- _Consignes_
(A) Selon le texte sur l'enluminure, de quel mot latin vient le terme « miniature » ?
(B) Reprenez, s'il vous plaît, le texte sur l'enluminure et poursuivez-le après sa dernière phrase.

- _Texte à lire_
------------------------

Le terme « enluminure » est souvent associé à celui de « miniature », qui vient du latin minium, désignant un rouge vermillon. Jadis, le terme s'appliquait, de préférence, aux lettres ornementales majuscules (lettrines) dessinées en rouge (grâce à un oxyde de plomb de couleur rouge) sur les manuscrits ; puis le rapprochement (sans fondement étymologique) avec les mots « minimum », « minuscule », s'est opéré, et la miniature a désigné les images peintes, de petite taille, comparées aux tableaux et aux peintures murales (fresques). S'appliquant à toute représentation de format réduit, le terme a donc désigné également les petites scènes peintes sur d'autres objets que les manuscrits. Le mot « manuscrit » vient du latin : manus (main) et scribere (écrire), c'est-à-dire un texte écrit à la main.

On peut donc parler de « manuscrits enluminés », de « manuscrits à miniatures », et même de « manuscrits à peintures », comme le font certains spécialistes, puisque l'artiste chargé de cette part de l'œuvre était nommé pictor au Moyen Âge, pour le distinguer du scriptor (étymologiquement ce terme a donné scribe c'est-à-dire « celui qui écrit » mais copiste est plus adapté pour le Moyen Âge) chargé de la seule copie du texte.

------------------------

- _Bloc de données_
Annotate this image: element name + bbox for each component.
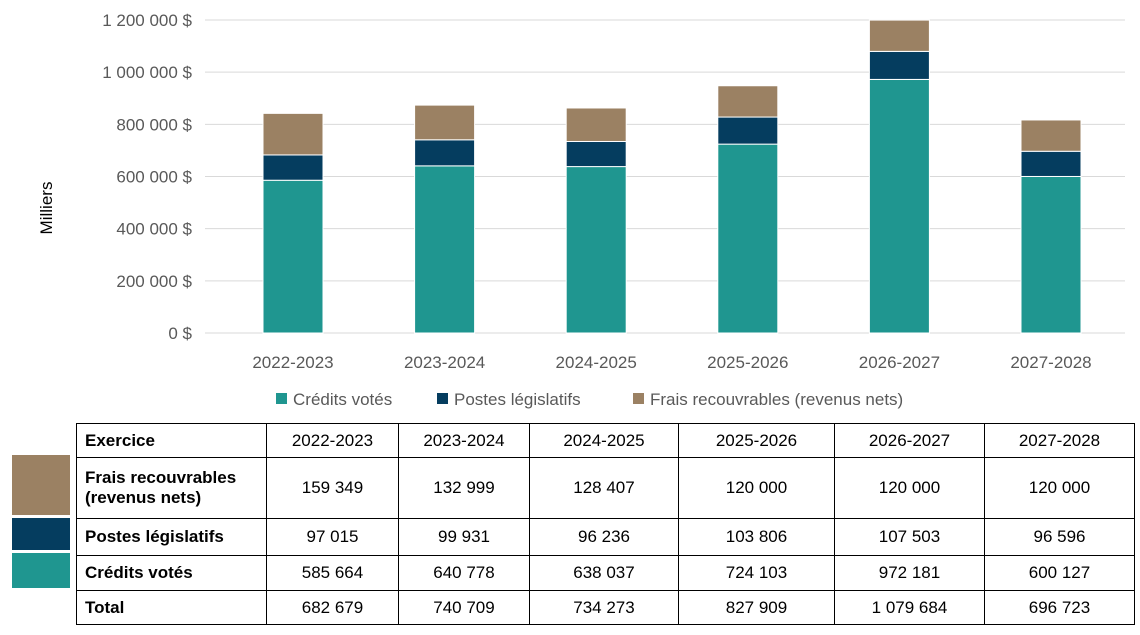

------------------------

- _Réponses_
(A) Du latin minium, qui désigne un rouge vermillon.

(B)
Types d'enluminures

L'enluminure n'est pas, comme le veut une idée reçue, que la simple lettrine (la lettre mise en couleur) par les copistes en début de chapitre ou de paragraphe, permettant ainsi de saisir facilement la structure du texte.

Sur le plan matériel, un ouvrage écrit comporte un texte dont les caractères ont une forme : lorsque l'écriture a une fin esthétique, on parle de calligraphie. L'étude des écritures anciennes est l'objet de la paléographie.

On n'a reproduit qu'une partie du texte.